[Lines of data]
▼

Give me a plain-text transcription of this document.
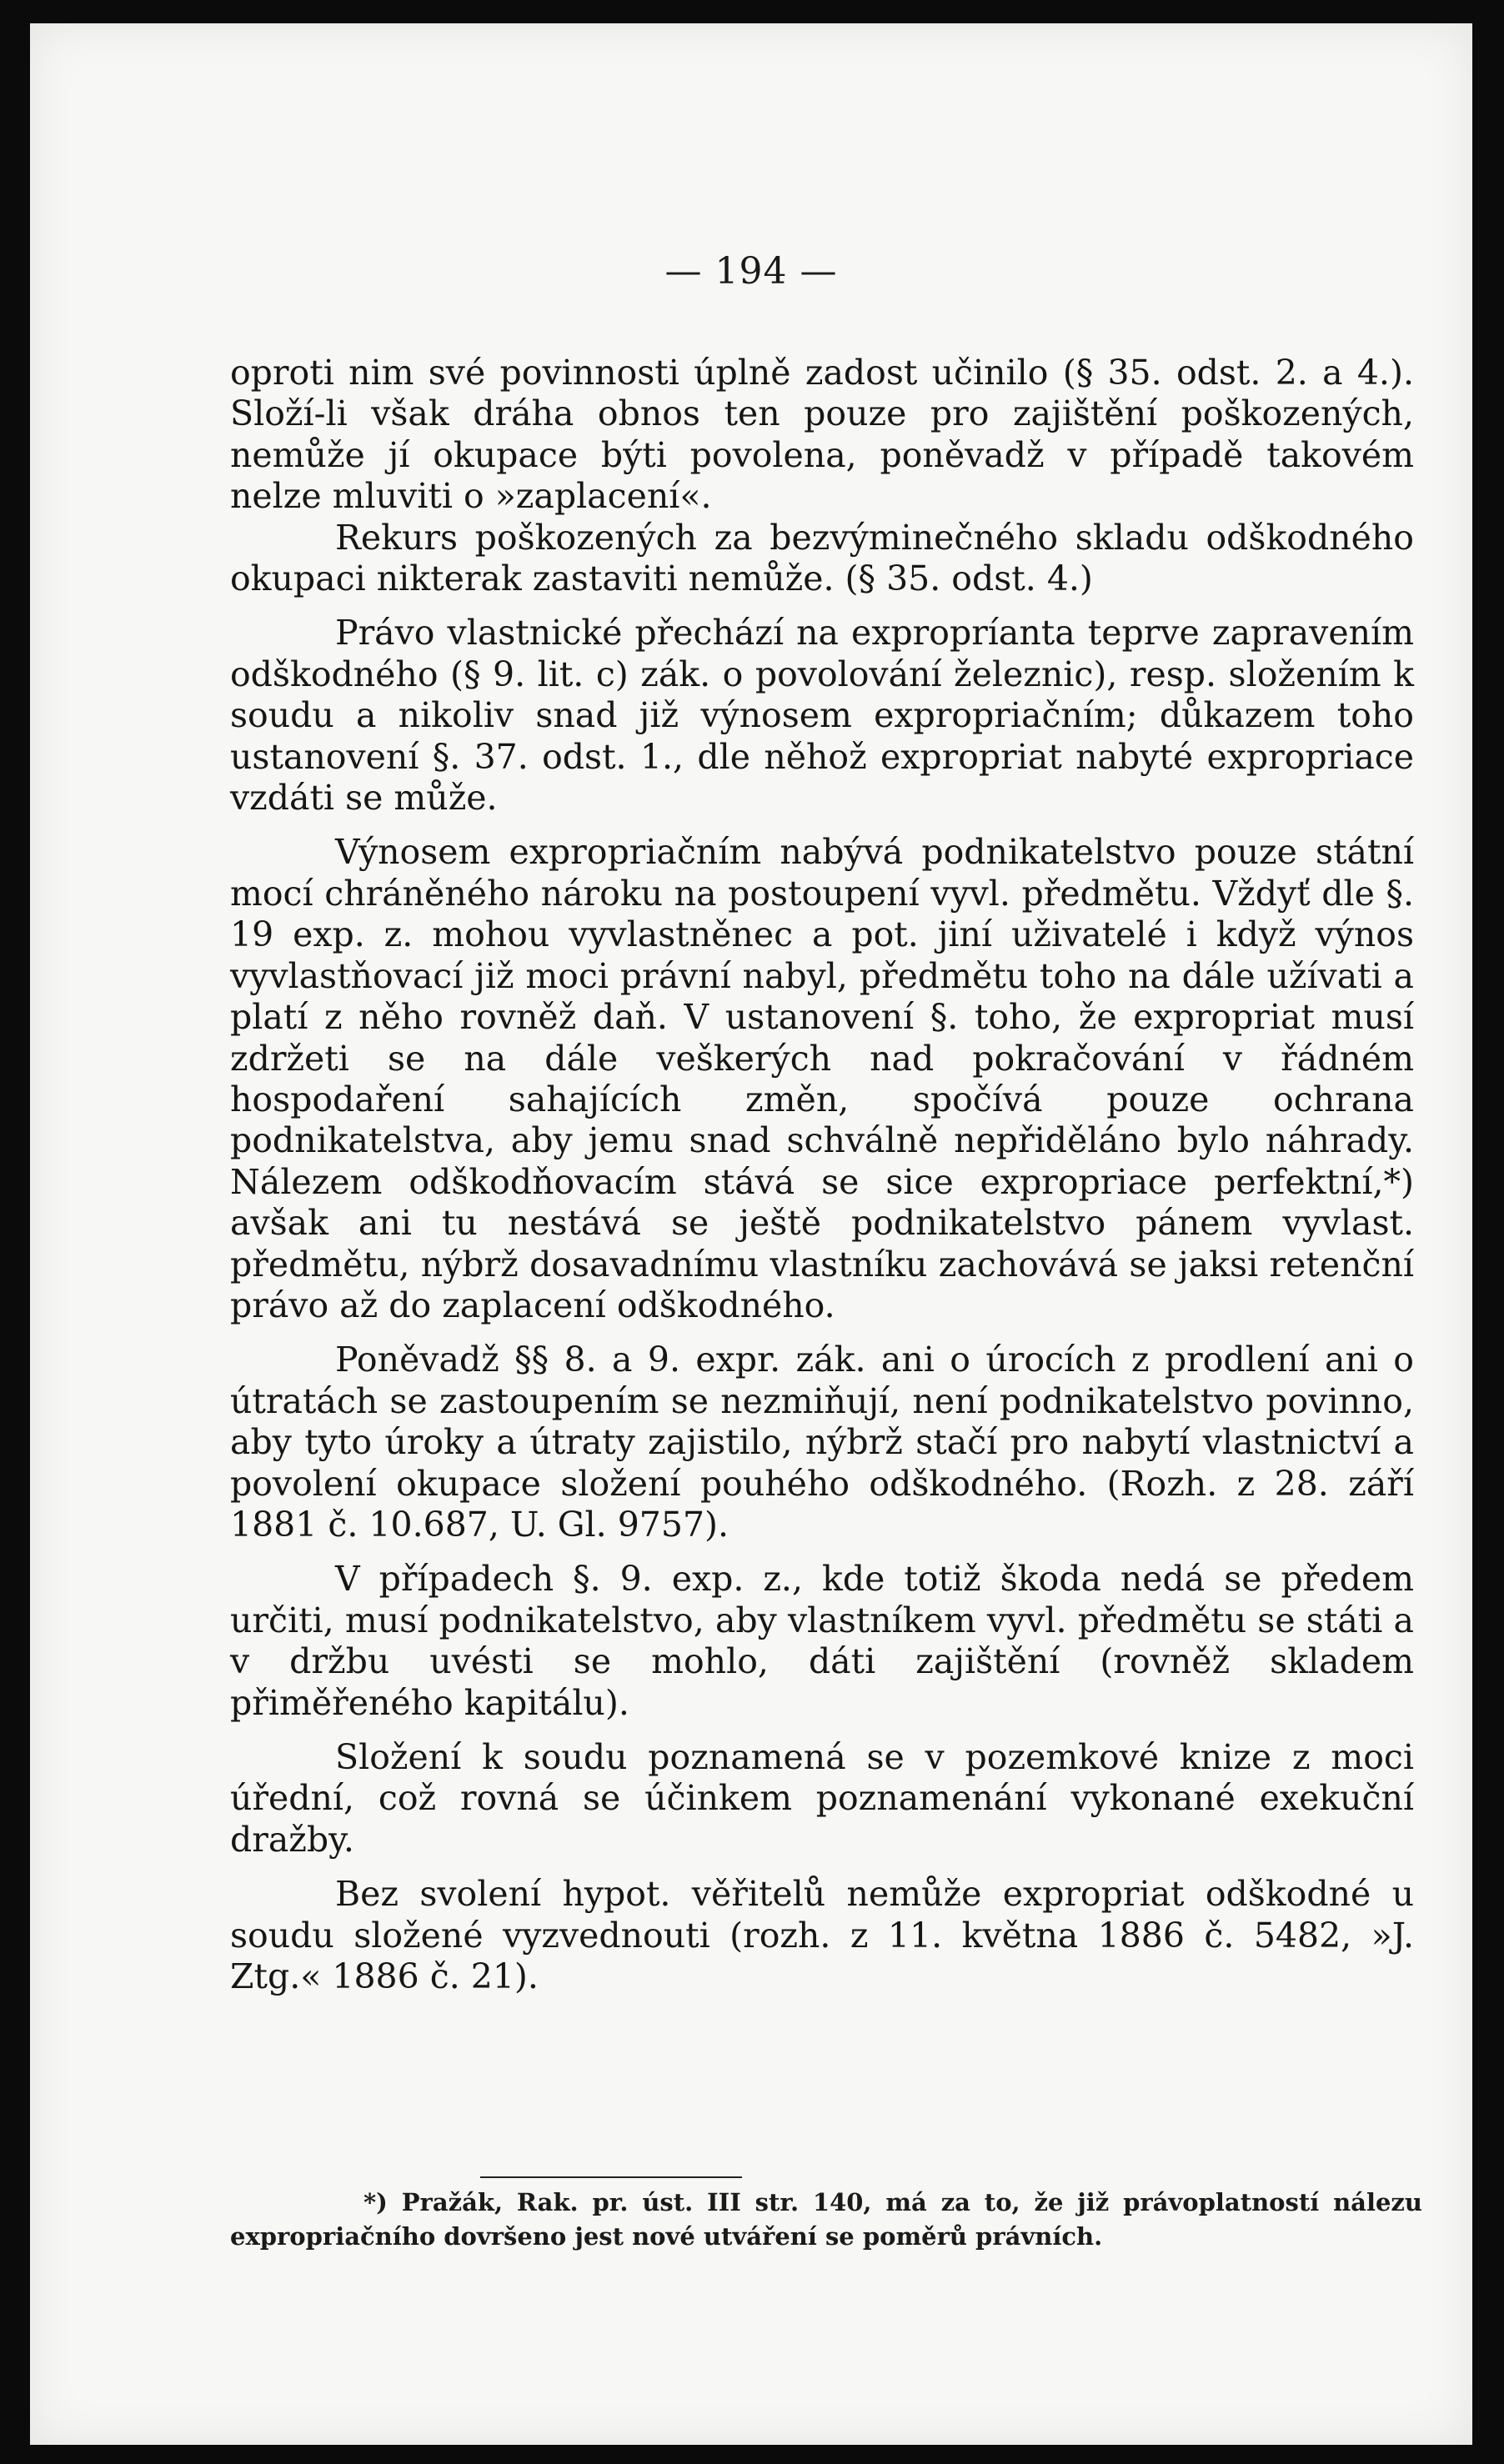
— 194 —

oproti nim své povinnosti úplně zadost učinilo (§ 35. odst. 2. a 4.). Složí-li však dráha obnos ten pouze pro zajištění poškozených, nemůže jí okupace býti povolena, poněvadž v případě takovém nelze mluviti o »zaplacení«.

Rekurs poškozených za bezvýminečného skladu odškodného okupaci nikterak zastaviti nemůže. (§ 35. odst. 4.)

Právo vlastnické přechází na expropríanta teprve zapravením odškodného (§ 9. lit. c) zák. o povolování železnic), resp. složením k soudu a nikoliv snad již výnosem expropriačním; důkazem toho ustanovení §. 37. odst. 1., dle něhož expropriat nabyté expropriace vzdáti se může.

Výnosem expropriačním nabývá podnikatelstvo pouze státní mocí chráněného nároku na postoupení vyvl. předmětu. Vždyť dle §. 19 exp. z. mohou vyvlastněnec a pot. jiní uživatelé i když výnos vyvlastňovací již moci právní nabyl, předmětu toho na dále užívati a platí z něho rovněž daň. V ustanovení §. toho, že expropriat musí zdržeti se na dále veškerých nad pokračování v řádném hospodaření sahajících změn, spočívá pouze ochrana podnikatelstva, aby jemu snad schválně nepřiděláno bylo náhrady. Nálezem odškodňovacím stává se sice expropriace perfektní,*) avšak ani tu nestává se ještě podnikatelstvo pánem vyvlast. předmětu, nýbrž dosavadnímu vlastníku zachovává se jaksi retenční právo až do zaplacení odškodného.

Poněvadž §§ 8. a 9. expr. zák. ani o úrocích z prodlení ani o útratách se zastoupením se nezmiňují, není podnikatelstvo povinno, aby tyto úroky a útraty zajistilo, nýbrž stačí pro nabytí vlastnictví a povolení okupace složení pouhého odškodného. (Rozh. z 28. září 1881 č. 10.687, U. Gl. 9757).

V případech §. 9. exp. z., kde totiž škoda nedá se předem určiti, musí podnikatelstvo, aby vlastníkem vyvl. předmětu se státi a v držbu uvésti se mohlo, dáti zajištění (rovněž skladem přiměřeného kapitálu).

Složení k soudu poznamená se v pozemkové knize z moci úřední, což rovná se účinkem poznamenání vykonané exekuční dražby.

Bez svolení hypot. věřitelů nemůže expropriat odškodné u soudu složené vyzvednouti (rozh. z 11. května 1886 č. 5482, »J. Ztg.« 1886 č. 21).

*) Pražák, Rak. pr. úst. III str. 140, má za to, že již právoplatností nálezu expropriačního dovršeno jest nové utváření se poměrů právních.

▲

*WORK TO BE COMPLETED*: Pull out every line holding "odškodného" from the records above, and copy it.

*TASK ANSWER*:
Rekurs poškozených za bezvýminečného skladu odškodného okupaci nikterak zastaviti nemůže. (§ 35. odst. 4.)
Právo vlastnické přechází na expropríanta teprve zapravením odškodného (§ 9. lit. c) zák. o povolování železnic), resp. složením k soudu a nikoliv snad již výnosem expropriačním; důkazem toho ustanovení §. 37. odst. 1., dle něhož expropriat nabyté expropriace vzdáti se může.
Výnosem expropriačním nabývá podnikatelstvo pouze státní mocí chráněného nároku na postoupení vyvl. předmětu. Vždyť dle §. 19 exp. z. mohou vyvlastněnec a pot. jiní uživatelé i když výnos vyvlastňovací již moci právní nabyl, předmětu toho na dále užívati a platí z něho rovněž daň. V ustanovení §. toho, že expropriat musí zdržeti se na dále veškerých nad pokračování v řádném hospodaření sahajících změn, spočívá pouze ochrana podnikatelstva, aby jemu snad schválně nepřiděláno bylo náhrady. Nálezem odškodňovacím stává se sice expropriace perfektní,*) avšak ani tu nestává se ještě podnikatelstvo pánem vyvlast. předmětu, nýbrž dosavadnímu vlastníku zachovává se jaksi retenční právo až do zaplacení odškodného.
Poněvadž §§ 8. a 9. expr. zák. ani o úrocích z prodlení ani o útratách se zastoupením se nezmiňují, není podnikatelstvo povinno, aby tyto úroky a útraty zajistilo, nýbrž stačí pro nabytí vlastnictví a povolení okupace složení pouhého odškodného. (Rozh. z 28. září 1881 č. 10.687, U. Gl. 9757).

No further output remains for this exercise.